(Data records)

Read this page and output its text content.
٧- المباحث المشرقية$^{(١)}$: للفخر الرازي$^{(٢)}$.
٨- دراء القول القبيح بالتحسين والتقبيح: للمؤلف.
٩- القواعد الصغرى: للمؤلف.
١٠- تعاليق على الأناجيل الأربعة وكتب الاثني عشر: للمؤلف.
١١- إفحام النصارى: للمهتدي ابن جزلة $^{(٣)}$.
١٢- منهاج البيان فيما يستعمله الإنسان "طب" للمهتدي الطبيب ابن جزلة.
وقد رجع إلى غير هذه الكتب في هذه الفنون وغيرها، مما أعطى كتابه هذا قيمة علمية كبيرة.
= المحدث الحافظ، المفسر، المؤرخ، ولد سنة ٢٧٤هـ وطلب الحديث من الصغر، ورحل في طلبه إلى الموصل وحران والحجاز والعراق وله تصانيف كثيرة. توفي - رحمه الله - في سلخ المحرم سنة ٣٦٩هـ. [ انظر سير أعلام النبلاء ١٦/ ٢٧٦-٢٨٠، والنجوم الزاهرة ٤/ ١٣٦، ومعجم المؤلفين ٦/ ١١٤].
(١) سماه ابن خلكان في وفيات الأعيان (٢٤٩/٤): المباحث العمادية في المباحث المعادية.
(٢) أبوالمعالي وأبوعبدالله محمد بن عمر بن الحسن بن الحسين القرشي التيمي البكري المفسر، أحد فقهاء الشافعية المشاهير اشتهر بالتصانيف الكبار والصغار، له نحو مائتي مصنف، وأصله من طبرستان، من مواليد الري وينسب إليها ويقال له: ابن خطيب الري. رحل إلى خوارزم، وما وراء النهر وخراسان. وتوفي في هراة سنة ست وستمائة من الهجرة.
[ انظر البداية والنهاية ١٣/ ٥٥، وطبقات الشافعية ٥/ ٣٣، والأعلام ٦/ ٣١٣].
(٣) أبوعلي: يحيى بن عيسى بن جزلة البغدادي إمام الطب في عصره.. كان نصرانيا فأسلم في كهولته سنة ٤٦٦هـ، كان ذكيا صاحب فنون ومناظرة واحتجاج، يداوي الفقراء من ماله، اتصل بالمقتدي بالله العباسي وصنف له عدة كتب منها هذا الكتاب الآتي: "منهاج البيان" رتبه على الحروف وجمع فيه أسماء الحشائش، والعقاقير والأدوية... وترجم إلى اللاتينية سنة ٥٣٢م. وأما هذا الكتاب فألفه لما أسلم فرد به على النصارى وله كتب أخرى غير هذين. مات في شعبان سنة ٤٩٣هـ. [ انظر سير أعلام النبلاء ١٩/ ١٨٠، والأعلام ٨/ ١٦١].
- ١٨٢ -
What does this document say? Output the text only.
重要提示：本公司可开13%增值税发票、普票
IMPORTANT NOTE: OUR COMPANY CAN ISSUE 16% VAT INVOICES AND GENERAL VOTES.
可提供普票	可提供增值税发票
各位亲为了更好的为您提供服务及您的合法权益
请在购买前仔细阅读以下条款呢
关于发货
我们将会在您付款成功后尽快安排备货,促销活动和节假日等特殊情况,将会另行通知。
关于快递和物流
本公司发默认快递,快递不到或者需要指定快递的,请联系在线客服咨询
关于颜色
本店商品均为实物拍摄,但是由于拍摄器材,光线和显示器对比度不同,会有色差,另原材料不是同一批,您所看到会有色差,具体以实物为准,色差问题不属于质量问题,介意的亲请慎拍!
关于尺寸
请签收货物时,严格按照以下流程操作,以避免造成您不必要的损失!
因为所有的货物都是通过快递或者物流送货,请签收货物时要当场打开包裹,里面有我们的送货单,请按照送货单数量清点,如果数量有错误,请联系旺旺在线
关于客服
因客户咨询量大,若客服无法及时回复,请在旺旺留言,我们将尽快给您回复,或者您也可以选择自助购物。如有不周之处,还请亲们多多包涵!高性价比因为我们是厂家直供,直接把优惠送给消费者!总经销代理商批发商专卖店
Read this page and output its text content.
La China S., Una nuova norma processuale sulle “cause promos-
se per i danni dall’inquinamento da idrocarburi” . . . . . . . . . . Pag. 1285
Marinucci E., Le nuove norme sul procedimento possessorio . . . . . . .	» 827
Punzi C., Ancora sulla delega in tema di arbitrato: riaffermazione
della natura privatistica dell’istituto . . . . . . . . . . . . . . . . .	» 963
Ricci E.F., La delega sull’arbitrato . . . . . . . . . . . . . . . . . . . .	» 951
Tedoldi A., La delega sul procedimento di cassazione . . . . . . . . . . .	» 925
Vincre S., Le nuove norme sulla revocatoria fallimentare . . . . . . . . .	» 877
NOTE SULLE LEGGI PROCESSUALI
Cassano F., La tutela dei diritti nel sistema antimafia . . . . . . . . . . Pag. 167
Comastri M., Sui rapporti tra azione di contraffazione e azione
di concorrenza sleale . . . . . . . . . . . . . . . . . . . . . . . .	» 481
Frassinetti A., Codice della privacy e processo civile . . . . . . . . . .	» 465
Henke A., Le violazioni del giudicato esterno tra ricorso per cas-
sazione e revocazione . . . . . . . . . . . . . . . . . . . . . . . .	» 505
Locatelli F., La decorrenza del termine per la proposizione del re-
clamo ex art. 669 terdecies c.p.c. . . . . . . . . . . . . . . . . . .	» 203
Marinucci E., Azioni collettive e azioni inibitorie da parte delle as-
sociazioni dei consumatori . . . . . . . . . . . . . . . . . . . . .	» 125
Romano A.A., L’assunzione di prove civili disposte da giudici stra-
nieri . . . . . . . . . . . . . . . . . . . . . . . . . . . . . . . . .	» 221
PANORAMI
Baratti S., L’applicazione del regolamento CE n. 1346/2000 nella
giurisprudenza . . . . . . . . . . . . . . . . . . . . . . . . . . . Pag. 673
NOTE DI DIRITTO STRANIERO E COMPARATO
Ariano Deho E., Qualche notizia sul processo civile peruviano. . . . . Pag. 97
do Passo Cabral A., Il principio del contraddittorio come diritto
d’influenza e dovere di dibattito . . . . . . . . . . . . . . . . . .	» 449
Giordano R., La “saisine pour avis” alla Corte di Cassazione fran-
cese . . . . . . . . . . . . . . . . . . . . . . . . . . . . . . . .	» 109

WORK INSTRUCTIONS: Show each line of the listing that holds the string "للمؤلف".

CORRECT RESULT:
٨- دراء القول القبيح بالتحسين والتقبيح: للمؤلف.
٩- القواعد الصغرى: للمؤلف.
١٠- تعاليق على الأناجيل الأربعة وكتب الاثني عشر: للمؤلف.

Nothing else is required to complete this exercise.